- _Problem statement_
Below are some records. How many of their lines contain the string "Original"? Give the number only.

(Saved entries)
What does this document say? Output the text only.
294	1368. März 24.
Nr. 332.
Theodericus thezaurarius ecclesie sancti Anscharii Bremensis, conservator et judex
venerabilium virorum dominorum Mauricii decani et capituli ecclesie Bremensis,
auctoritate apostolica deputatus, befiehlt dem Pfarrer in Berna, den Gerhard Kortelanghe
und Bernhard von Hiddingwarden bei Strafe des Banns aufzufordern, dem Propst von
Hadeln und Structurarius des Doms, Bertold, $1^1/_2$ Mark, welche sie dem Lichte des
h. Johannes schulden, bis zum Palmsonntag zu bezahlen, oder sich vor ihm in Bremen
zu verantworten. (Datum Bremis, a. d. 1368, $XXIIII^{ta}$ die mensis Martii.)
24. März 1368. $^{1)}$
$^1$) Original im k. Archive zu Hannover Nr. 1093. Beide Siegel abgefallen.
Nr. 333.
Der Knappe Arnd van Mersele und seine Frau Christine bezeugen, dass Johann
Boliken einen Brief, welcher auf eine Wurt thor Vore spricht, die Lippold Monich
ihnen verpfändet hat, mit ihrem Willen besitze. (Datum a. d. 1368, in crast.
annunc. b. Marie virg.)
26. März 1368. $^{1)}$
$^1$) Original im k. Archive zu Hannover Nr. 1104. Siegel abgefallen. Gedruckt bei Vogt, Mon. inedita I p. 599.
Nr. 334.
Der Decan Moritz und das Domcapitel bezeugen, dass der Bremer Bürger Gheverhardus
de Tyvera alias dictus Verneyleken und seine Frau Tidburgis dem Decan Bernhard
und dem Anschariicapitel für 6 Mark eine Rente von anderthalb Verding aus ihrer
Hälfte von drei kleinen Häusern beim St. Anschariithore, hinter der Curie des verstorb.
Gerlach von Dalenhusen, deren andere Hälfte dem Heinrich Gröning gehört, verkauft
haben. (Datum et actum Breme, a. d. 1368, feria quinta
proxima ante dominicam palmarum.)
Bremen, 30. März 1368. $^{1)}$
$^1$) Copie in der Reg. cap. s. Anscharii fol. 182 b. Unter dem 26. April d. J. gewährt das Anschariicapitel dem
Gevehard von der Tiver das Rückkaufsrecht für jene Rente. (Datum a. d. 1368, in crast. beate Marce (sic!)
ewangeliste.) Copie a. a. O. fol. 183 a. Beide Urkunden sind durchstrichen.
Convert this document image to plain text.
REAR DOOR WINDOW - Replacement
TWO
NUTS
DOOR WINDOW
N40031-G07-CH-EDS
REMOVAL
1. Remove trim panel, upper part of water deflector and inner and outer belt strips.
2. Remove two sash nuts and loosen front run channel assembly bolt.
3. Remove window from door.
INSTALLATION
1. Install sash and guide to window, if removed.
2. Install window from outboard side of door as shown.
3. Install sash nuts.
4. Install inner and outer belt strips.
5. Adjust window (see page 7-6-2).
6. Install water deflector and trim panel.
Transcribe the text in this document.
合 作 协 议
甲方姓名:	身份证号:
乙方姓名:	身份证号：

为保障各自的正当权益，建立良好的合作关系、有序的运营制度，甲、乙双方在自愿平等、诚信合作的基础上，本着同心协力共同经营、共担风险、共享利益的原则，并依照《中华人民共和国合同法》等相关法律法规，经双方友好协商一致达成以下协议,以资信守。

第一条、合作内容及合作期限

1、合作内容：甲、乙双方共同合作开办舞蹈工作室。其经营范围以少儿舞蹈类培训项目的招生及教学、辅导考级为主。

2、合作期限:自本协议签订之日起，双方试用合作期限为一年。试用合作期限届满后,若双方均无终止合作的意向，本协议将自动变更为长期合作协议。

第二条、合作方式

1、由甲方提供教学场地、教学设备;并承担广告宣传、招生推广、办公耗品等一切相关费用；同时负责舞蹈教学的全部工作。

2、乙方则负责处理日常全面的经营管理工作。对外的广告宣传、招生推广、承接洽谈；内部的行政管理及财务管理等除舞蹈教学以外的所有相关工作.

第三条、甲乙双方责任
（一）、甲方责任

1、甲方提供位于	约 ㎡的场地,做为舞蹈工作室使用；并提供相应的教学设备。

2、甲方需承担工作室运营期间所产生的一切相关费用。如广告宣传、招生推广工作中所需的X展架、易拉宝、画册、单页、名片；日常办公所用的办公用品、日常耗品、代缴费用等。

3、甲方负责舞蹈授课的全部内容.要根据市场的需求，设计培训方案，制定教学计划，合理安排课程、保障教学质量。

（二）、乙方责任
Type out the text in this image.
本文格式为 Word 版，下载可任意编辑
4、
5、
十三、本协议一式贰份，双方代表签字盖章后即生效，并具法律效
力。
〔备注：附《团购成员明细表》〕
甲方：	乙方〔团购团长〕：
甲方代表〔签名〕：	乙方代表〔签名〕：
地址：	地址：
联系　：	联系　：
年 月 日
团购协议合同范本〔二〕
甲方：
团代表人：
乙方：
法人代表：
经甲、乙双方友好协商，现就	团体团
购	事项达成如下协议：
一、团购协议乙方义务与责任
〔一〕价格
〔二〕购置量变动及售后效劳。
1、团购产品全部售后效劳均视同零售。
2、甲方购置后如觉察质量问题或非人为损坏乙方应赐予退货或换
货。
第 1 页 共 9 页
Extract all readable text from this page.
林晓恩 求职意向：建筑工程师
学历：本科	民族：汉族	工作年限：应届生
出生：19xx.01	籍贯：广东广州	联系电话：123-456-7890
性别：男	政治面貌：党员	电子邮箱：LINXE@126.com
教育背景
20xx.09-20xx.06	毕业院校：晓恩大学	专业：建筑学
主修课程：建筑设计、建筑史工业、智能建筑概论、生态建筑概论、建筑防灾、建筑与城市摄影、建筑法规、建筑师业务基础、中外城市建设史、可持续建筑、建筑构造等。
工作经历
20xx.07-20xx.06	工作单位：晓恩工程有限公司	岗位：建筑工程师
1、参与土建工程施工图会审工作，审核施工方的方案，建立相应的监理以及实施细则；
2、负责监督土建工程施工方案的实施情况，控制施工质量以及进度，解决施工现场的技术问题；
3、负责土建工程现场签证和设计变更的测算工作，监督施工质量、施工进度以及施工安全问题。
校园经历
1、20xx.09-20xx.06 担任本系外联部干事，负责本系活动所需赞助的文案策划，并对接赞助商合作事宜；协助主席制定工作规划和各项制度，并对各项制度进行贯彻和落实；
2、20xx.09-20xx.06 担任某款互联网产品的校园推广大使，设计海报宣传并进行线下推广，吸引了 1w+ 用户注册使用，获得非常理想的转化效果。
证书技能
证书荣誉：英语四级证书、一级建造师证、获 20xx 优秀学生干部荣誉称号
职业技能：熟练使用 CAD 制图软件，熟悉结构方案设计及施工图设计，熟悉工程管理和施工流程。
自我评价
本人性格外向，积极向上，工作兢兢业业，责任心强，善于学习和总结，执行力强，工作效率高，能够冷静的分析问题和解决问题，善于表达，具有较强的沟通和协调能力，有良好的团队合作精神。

- _Response for this exercise_
2